*Set task*.
Copy each line of the entries beneath that contains the word "Storage".

Figure content listings:
# # # # # # #

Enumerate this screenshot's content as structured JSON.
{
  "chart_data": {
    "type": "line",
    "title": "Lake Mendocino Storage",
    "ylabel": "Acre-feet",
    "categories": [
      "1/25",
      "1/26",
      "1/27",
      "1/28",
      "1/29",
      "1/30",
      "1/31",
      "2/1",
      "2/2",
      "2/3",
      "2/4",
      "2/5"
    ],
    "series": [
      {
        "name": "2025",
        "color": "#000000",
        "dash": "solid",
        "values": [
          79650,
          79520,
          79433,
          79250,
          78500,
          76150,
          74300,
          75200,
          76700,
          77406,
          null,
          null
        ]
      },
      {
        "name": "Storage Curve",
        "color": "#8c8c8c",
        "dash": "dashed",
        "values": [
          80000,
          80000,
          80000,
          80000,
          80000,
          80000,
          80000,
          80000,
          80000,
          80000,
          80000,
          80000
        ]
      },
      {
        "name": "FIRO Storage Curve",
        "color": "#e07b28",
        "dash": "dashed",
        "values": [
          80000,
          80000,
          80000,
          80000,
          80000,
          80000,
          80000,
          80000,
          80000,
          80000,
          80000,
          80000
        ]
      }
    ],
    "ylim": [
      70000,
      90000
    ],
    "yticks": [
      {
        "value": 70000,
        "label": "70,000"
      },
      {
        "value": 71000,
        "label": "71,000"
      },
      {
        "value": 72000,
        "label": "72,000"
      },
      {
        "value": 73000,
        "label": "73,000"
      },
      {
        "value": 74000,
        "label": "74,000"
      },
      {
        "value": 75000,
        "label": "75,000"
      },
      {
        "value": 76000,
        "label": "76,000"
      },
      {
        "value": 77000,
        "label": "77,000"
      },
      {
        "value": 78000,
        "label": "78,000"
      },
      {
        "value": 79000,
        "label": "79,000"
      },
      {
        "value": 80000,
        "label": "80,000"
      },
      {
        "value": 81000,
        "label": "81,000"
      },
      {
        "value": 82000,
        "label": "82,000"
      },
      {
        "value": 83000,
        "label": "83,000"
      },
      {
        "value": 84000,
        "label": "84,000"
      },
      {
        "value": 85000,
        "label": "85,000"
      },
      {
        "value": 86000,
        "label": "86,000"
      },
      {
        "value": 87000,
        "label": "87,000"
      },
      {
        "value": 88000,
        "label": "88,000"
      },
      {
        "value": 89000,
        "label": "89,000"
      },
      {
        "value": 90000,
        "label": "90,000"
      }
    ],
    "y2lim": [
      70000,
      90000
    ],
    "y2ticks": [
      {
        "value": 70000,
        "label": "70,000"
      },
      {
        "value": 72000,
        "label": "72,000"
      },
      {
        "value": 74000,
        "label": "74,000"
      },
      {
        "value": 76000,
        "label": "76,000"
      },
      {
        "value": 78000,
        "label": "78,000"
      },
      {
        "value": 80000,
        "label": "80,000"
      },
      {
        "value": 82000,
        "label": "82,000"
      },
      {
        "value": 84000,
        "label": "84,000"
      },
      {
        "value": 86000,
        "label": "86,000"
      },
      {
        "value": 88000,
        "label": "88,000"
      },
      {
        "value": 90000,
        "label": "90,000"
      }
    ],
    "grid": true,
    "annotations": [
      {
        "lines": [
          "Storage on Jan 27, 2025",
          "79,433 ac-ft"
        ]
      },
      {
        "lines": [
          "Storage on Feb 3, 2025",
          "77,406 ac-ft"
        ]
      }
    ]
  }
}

# # # # # # #

*Task response*.
    "title": "Lake Mendocino Storage",
        "name": "Storage Curve",
        "name": "FIRO Storage Curve",
          "Storage on Jan 27, 2025",
          "Storage on Feb 3, 2025",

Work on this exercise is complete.